+++ Materials provided +++

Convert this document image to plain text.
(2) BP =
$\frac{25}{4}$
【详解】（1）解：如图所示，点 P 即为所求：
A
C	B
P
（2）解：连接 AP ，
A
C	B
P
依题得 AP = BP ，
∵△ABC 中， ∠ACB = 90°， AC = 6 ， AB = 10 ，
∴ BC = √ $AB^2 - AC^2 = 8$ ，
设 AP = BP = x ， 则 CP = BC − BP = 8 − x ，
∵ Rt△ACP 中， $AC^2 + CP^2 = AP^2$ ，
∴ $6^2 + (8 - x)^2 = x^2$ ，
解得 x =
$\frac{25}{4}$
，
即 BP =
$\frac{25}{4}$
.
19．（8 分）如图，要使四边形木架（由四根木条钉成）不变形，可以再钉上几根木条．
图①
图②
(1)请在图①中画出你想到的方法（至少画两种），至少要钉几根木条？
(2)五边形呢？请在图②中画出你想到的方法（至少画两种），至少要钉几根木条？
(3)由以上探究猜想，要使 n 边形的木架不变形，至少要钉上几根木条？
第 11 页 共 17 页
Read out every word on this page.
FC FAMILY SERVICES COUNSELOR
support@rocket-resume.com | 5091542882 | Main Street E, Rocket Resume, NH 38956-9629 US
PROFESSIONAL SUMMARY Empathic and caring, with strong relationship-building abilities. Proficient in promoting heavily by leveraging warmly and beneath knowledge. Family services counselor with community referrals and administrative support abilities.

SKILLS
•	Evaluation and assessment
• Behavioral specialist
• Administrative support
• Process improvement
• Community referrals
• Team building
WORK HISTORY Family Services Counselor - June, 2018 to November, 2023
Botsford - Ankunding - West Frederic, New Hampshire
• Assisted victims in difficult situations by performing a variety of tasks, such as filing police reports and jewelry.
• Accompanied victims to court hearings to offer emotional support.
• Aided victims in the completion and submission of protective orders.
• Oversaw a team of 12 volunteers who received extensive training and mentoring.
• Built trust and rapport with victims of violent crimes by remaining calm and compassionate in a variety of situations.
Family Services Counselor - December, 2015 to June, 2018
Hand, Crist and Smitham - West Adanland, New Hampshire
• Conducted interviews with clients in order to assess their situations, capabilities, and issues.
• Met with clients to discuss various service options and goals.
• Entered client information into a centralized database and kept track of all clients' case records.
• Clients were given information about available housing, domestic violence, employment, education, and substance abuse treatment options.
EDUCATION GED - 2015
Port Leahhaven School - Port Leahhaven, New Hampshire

+++

Work to be completed
Take the entries above and copy them out exactly.

Worked answer
Convert this document image to plain text.
(2) BP =
$\frac{25}{4}$
【详解】（1）解：如图所示，点 P 即为所求：
A
C	B
P
（2）解：连接 AP ，
A
C	B
P
依题得 AP = BP ，
∵△ABC 中， ∠ACB = 90°， AC = 6 ， AB = 10 ，
∴ BC = √ $AB^2 - AC^2 = 8$ ，
设 AP = BP = x ， 则 CP = BC − BP = 8 − x ，
∵ Rt△ACP 中， $AC^2 + CP^2 = AP^2$ ，
∴ $6^2 + (8 - x)^2 = x^2$ ，
解得 x =
$\frac{25}{4}$
，
即 BP =
$\frac{25}{4}$
.
19．（8 分）如图，要使四边形木架（由四根木条钉成）不变形，可以再钉上几根木条．
图①
图②
(1)请在图①中画出你想到的方法（至少画两种），至少要钉几根木条？
(2)五边形呢？请在图②中画出你想到的方法（至少画两种），至少要钉几根木条？
(3)由以上探究猜想，要使 n 边形的木架不变形，至少要钉上几根木条？
第 11 页 共 17 页
Read out every word on this page.
FC FAMILY SERVICES COUNSELOR
support@rocket-resume.com | 5091542882 | Main Street E, Rocket Resume, NH 38956-9629 US
PROFESSIONAL SUMMARY Empathic and caring, with strong relationship-building abilities. Proficient in promoting heavily by leveraging warmly and beneath knowledge. Family services counselor with community referrals and administrative support abilities.

SKILLS
•	Evaluation and assessment
• Behavioral specialist
• Administrative support
• Process improvement
• Community referrals
• Team building
WORK HISTORY Family Services Counselor - June, 2018 to November, 2023
Botsford - Ankunding - West Frederic, New Hampshire
• Assisted victims in difficult situations by performing a variety of tasks, such as filing police reports and jewelry.
• Accompanied victims to court hearings to offer emotional support.
• Aided victims in the completion and submission of protective orders.
• Oversaw a team of 12 volunteers who received extensive training and mentoring.
• Built trust and rapport with victims of violent crimes by remaining calm and compassionate in a variety of situations.
Family Services Counselor - December, 2015 to June, 2018
Hand, Crist and Smitham - West Adanland, New Hampshire
• Conducted interviews with clients in order to assess their situations, capabilities, and issues.
• Met with clients to discuss various service options and goals.
• Entered client information into a centralized database and kept track of all clients' case records.
• Clients were given information about available housing, domestic violence, employment, education, and substance abuse treatment options.
EDUCATION GED - 2015
Port Leahhaven School - Port Leahhaven, New Hampshire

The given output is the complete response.